### Problem requirements
All of the lines below are to be transcribed faithfully, with pictures excluded from the copy.

◆ ◆ ◆ ◆ ◆

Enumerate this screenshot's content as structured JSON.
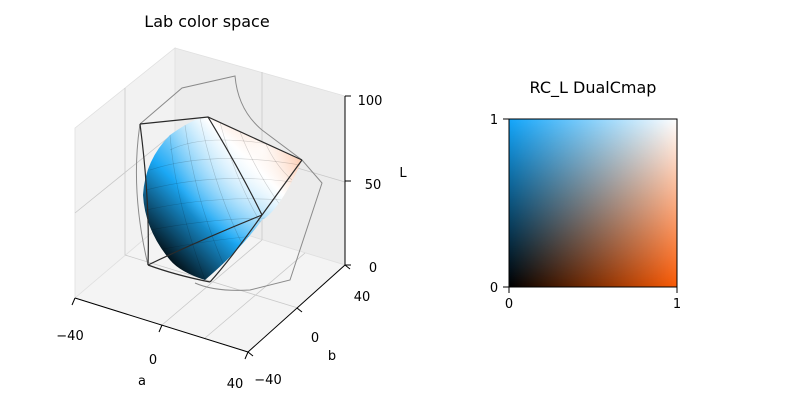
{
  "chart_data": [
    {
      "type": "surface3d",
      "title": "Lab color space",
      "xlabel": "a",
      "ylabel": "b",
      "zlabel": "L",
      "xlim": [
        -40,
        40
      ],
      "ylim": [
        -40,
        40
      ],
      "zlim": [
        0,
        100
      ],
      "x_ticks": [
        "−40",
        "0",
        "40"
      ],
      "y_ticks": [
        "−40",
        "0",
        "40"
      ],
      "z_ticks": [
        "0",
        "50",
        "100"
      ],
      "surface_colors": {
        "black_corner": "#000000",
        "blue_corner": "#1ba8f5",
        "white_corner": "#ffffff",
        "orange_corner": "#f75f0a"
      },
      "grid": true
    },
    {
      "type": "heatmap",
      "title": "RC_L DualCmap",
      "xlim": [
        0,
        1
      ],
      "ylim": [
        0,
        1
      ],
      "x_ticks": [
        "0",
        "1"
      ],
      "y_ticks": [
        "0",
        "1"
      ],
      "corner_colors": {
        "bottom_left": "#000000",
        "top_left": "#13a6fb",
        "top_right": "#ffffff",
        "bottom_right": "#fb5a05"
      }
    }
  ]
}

◆ ◆ ◆ ◆ ◆

### Full response
Enumerate this screenshot's content as structured JSON.
{
  "chart_data": [
    {
      "type": "surface3d",
      "title": "Lab color space",
      "xlabel": "a",
      "ylabel": "b",
      "zlabel": "L",
      "xlim": [
        -40,
        40
      ],
      "ylim": [
        -40,
        40
      ],
      "zlim": [
        0,
        100
      ],
      "x_ticks": [
        "−40",
        "0",
        "40"
      ],
      "y_ticks": [
        "−40",
        "0",
        "40"
      ],
      "z_ticks": [
        "0",
        "50",
        "100"
      ],
      "surface_colors": {
        "black_corner": "#000000",
        "blue_corner": "#1ba8f5",
        "white_corner": "#ffffff",
        "orange_corner": "#f75f0a"
      },
      "grid": true
    },
    {
      "type": "heatmap",
      "title": "RC_L DualCmap",
      "xlim": [
        0,
        1
      ],
      "ylim": [
        0,
        1
      ],
      "x_ticks": [
        "0",
        "1"
      ],
      "y_ticks": [
        "0",
        "1"
      ],
      "corner_colors": {
        "bottom_left": "#000000",
        "top_left": "#13a6fb",
        "top_right": "#ffffff",
        "bottom_right": "#fb5a05"
      }
    }
  ]
}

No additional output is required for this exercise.